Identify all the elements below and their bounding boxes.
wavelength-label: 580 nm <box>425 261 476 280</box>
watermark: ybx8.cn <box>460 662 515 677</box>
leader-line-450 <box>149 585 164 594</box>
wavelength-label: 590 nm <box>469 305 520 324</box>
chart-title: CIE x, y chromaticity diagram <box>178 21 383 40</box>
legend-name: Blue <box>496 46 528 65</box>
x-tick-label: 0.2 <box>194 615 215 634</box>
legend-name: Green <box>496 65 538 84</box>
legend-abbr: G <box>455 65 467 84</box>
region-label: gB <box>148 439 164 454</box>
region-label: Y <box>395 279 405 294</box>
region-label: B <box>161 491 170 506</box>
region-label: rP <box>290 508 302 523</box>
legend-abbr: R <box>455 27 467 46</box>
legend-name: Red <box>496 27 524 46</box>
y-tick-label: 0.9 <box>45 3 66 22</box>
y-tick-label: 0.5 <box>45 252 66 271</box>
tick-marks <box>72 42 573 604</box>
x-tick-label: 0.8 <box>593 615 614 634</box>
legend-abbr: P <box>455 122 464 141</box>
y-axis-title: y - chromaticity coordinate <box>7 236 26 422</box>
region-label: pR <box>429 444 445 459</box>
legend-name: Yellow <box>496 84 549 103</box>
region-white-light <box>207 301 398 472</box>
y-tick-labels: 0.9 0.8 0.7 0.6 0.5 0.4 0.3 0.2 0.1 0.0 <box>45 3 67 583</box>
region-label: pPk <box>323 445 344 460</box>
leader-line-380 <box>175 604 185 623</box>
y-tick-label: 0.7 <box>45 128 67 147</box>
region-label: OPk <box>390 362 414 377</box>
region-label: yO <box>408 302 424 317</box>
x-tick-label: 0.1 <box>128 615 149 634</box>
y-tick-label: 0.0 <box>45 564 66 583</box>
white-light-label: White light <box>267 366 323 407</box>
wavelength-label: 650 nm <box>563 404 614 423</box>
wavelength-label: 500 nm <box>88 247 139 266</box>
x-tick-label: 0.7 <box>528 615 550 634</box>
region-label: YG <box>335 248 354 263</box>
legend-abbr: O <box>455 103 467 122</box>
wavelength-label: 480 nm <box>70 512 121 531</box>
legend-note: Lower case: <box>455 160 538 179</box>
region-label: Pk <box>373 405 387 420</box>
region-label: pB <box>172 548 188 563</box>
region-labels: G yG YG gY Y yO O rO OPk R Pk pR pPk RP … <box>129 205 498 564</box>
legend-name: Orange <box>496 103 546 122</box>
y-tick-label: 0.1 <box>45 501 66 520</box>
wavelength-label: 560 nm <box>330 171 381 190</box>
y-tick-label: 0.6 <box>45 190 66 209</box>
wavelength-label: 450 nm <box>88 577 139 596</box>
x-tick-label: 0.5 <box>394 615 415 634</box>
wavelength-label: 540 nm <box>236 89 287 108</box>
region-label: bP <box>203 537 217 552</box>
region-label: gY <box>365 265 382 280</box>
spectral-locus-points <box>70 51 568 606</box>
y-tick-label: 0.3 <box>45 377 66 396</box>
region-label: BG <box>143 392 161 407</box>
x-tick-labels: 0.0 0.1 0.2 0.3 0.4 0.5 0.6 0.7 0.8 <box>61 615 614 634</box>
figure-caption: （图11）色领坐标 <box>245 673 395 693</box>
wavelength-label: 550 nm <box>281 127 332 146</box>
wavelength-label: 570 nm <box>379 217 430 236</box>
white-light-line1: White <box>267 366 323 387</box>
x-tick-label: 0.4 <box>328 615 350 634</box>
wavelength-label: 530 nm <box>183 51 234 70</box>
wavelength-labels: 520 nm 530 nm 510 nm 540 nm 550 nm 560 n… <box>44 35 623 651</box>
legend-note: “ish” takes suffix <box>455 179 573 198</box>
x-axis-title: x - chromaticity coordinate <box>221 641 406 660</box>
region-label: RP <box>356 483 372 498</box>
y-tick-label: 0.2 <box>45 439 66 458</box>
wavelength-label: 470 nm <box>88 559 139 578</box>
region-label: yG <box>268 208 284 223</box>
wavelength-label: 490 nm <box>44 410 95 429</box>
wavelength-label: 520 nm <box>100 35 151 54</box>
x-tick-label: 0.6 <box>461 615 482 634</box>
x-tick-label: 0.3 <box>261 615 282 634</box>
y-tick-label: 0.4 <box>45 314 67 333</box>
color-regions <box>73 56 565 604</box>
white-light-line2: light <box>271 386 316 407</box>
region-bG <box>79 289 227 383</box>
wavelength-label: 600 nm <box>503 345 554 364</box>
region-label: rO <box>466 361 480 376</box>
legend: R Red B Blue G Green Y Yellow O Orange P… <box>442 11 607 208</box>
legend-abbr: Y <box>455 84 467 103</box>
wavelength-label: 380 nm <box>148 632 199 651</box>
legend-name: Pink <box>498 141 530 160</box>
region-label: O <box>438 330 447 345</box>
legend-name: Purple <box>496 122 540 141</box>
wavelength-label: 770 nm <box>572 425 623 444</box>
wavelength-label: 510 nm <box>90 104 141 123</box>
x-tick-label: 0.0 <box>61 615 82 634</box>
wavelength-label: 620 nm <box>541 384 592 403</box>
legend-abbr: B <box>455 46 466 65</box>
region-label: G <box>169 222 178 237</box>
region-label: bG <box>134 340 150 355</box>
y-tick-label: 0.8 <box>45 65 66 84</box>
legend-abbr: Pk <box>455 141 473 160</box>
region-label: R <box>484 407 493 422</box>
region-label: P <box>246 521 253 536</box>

· · ·

Please retype all of the material above line for line, keeping every character unchanged.

Identify all the elements below and their bounding boxes.
wavelength-label: 580 nm <box>425 261 476 280</box>
watermark: ybx8.cn <box>460 662 515 677</box>
leader-line-450 <box>149 585 164 594</box>
wavelength-label: 590 nm <box>469 305 520 324</box>
chart-title: CIE x, y chromaticity diagram <box>178 21 383 40</box>
legend-name: Blue <box>496 46 528 65</box>
x-tick-label: 0.2 <box>194 615 215 634</box>
legend-name: Green <box>496 65 538 84</box>
legend-abbr: G <box>455 65 467 84</box>
region-label: gB <box>148 439 164 454</box>
region-label: Y <box>395 279 405 294</box>
region-label: B <box>161 491 170 506</box>
region-label: rP <box>290 508 302 523</box>
legend-abbr: R <box>455 27 467 46</box>
legend-name: Red <box>496 27 524 46</box>
y-tick-label: 0.9 <box>45 3 66 22</box>
y-tick-label: 0.5 <box>45 252 66 271</box>
tick-marks <box>72 42 573 604</box>
x-tick-label: 0.8 <box>593 615 614 634</box>
legend-abbr: P <box>455 122 464 141</box>
y-axis-title: y - chromaticity coordinate <box>7 236 26 422</box>
region-label: pR <box>429 444 445 459</box>
legend-name: Yellow <box>496 84 549 103</box>
region-white-light <box>207 301 398 472</box>
y-tick-labels: 0.9 0.8 0.7 0.6 0.5 0.4 0.3 0.2 0.1 0.0 <box>45 3 67 583</box>
region-label: pPk <box>323 445 344 460</box>
leader-line-380 <box>175 604 185 623</box>
y-tick-label: 0.7 <box>45 128 67 147</box>
region-label: OPk <box>390 362 414 377</box>
region-label: yO <box>408 302 424 317</box>
x-tick-label: 0.1 <box>128 615 149 634</box>
y-tick-label: 0.0 <box>45 564 66 583</box>
white-light-label: White light <box>267 366 323 407</box>
wavelength-label: 650 nm <box>563 404 614 423</box>
wavelength-label: 500 nm <box>88 247 139 266</box>
x-tick-label: 0.7 <box>528 615 550 634</box>
region-label: YG <box>335 248 354 263</box>
legend-abbr: O <box>455 103 467 122</box>
wavelength-label: 480 nm <box>70 512 121 531</box>
legend-note: Lower case: <box>455 160 538 179</box>
region-label: Pk <box>373 405 387 420</box>
region-label: pB <box>172 548 188 563</box>
region-labels: G yG YG gY Y yO O rO OPk R Pk pR pPk RP … <box>129 205 498 564</box>
legend-name: Orange <box>496 103 546 122</box>
y-tick-label: 0.1 <box>45 501 66 520</box>
wavelength-label: 560 nm <box>330 171 381 190</box>
y-tick-label: 0.6 <box>45 190 66 209</box>
wavelength-label: 450 nm <box>88 577 139 596</box>
x-tick-label: 0.5 <box>394 615 415 634</box>
wavelength-label: 540 nm <box>236 89 287 108</box>
region-label: bP <box>203 537 217 552</box>
region-label: gY <box>365 265 382 280</box>
spectral-locus-points <box>70 51 568 606</box>
y-tick-label: 0.3 <box>45 377 66 396</box>
region-label: BG <box>143 392 161 407</box>
x-tick-labels: 0.0 0.1 0.2 0.3 0.4 0.5 0.6 0.7 0.8 <box>61 615 614 634</box>
figure-caption: （图11）色领坐标 <box>245 673 395 693</box>
wavelength-label: 550 nm <box>281 127 332 146</box>
wavelength-label: 570 nm <box>379 217 430 236</box>
white-light-line1: White <box>267 366 323 387</box>
x-tick-label: 0.4 <box>328 615 350 634</box>
wavelength-label: 530 nm <box>183 51 234 70</box>
wavelength-labels: 520 nm 530 nm 510 nm 540 nm 550 nm 560 n… <box>44 35 623 651</box>
legend-note: “ish” takes suffix <box>455 179 573 198</box>
x-axis-title: x - chromaticity coordinate <box>221 641 406 660</box>
region-label: RP <box>356 483 372 498</box>
y-tick-label: 0.2 <box>45 439 66 458</box>
wavelength-label: 470 nm <box>88 559 139 578</box>
region-label: yG <box>268 208 284 223</box>
wavelength-label: 490 nm <box>44 410 95 429</box>
wavelength-label: 520 nm <box>100 35 151 54</box>
x-tick-label: 0.6 <box>461 615 482 634</box>
x-tick-label: 0.3 <box>261 615 282 634</box>
y-tick-label: 0.4 <box>45 314 67 333</box>
color-regions <box>73 56 565 604</box>
white-light-line2: light <box>271 386 316 407</box>
region-bG <box>79 289 227 383</box>
wavelength-label: 600 nm <box>503 345 554 364</box>
region-label: rO <box>466 361 480 376</box>
legend: R Red B Blue G Green Y Yellow O Orange P… <box>442 11 607 208</box>
legend-abbr: Y <box>455 84 467 103</box>
wavelength-label: 380 nm <box>148 632 199 651</box>
legend-name: Pink <box>498 141 530 160</box>
region-label: O <box>438 330 447 345</box>
legend-name: Purple <box>496 122 540 141</box>
wavelength-label: 770 nm <box>572 425 623 444</box>
wavelength-label: 510 nm <box>90 104 141 123</box>
x-tick-label: 0.0 <box>61 615 82 634</box>
wavelength-label: 620 nm <box>541 384 592 403</box>
legend-abbr: B <box>455 46 466 65</box>
region-label: G <box>169 222 178 237</box>
region-label: bG <box>134 340 150 355</box>
y-tick-label: 0.8 <box>45 65 66 84</box>
legend-abbr: Pk <box>455 141 473 160</box>
region-label: R <box>484 407 493 422</box>
region-label: P <box>246 521 253 536</box>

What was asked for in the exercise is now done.